==== Extracted material
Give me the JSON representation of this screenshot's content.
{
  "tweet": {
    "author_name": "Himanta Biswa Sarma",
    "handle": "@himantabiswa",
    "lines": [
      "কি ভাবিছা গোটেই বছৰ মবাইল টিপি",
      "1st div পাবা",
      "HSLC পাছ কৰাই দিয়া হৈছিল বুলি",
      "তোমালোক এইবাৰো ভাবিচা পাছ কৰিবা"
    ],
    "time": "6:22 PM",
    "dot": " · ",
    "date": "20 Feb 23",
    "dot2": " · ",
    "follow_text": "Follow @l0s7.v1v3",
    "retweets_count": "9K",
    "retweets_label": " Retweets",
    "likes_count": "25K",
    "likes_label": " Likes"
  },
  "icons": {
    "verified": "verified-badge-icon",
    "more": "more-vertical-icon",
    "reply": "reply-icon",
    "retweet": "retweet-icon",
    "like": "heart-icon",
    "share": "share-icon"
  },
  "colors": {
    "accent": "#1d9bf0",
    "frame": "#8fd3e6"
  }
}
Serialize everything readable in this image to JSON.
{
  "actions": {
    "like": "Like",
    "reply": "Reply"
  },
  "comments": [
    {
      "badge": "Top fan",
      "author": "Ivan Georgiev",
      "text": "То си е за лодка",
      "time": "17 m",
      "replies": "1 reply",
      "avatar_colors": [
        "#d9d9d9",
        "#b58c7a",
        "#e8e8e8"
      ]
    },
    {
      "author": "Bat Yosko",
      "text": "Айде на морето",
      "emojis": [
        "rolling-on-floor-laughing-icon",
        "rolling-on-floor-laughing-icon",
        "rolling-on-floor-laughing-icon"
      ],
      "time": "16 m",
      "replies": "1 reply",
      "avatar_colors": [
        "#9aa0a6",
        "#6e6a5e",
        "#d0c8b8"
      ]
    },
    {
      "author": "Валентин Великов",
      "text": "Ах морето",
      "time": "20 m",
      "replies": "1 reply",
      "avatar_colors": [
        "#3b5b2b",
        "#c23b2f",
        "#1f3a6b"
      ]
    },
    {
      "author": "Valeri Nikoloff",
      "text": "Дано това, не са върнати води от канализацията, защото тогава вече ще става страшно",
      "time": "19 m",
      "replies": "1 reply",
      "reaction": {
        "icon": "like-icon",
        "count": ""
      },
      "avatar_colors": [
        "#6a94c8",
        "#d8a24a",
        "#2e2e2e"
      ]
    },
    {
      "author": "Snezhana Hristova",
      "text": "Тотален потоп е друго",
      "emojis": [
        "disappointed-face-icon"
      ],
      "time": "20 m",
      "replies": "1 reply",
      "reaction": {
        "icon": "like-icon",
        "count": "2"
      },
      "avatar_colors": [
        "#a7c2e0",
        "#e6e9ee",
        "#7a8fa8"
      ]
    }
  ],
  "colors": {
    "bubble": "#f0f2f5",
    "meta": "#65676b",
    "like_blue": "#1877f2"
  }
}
========
• **Exercise goal**: Return all of the entries exactly as written.

• **Task output**:
Give me the JSON representation of this screenshot's content.
{
  "tweet": {
    "author_name": "Himanta Biswa Sarma",
    "handle": "@himantabiswa",
    "lines": [
      "কি ভাবিছা গোটেই বছৰ মবাইল টিপি",
      "1st div পাবা",
      "HSLC পাছ কৰাই দিয়া হৈছিল বুলি",
      "তোমালোক এইবাৰো ভাবিচা পাছ কৰিবা"
    ],
    "time": "6:22 PM",
    "dot": " · ",
    "date": "20 Feb 23",
    "dot2": " · ",
    "follow_text": "Follow @l0s7.v1v3",
    "retweets_count": "9K",
    "retweets_label": " Retweets",
    "likes_count": "25K",
    "likes_label": " Likes"
  },
  "icons": {
    "verified": "verified-badge-icon",
    "more": "more-vertical-icon",
    "reply": "reply-icon",
    "retweet": "retweet-icon",
    "like": "heart-icon",
    "share": "share-icon"
  },
  "colors": {
    "accent": "#1d9bf0",
    "frame": "#8fd3e6"
  }
}
Serialize everything readable in this image to JSON.
{
  "actions": {
    "like": "Like",
    "reply": "Reply"
  },
  "comments": [
    {
      "badge": "Top fan",
      "author": "Ivan Georgiev",
      "text": "То си е за лодка",
      "time": "17 m",
      "replies": "1 reply",
      "avatar_colors": [
        "#d9d9d9",
        "#b58c7a",
        "#e8e8e8"
      ]
    },
    {
      "author": "Bat Yosko",
      "text": "Айде на морето",
      "emojis": [
        "rolling-on-floor-laughing-icon",
        "rolling-on-floor-laughing-icon",
        "rolling-on-floor-laughing-icon"
      ],
      "time": "16 m",
      "replies": "1 reply",
      "avatar_colors": [
        "#9aa0a6",
        "#6e6a5e",
        "#d0c8b8"
      ]
    },
    {
      "author": "Валентин Великов",
      "text": "Ах морето",
      "time": "20 m",
      "replies": "1 reply",
      "avatar_colors": [
        "#3b5b2b",
        "#c23b2f",
        "#1f3a6b"
      ]
    },
    {
      "author": "Valeri Nikoloff",
      "text": "Дано това, не са върнати води от канализацията, защото тогава вече ще става страшно",
      "time": "19 m",
      "replies": "1 reply",
      "reaction": {
        "icon": "like-icon",
        "count": ""
      },
      "avatar_colors": [
        "#6a94c8",
        "#d8a24a",
        "#2e2e2e"
      ]
    },
    {
      "author": "Snezhana Hristova",
      "text": "Тотален потоп е друго",
      "emojis": [
        "disappointed-face-icon"
      ],
      "time": "20 m",
      "replies": "1 reply",
      "reaction": {
        "icon": "like-icon",
        "count": "2"
      },
      "avatar_colors": [
        "#a7c2e0",
        "#e6e9ee",
        "#7a8fa8"
      ]
    }
  ],
  "colors": {
    "bubble": "#f0f2f5",
    "meta": "#65676b",
    "like_blue": "#1877f2"
  }
}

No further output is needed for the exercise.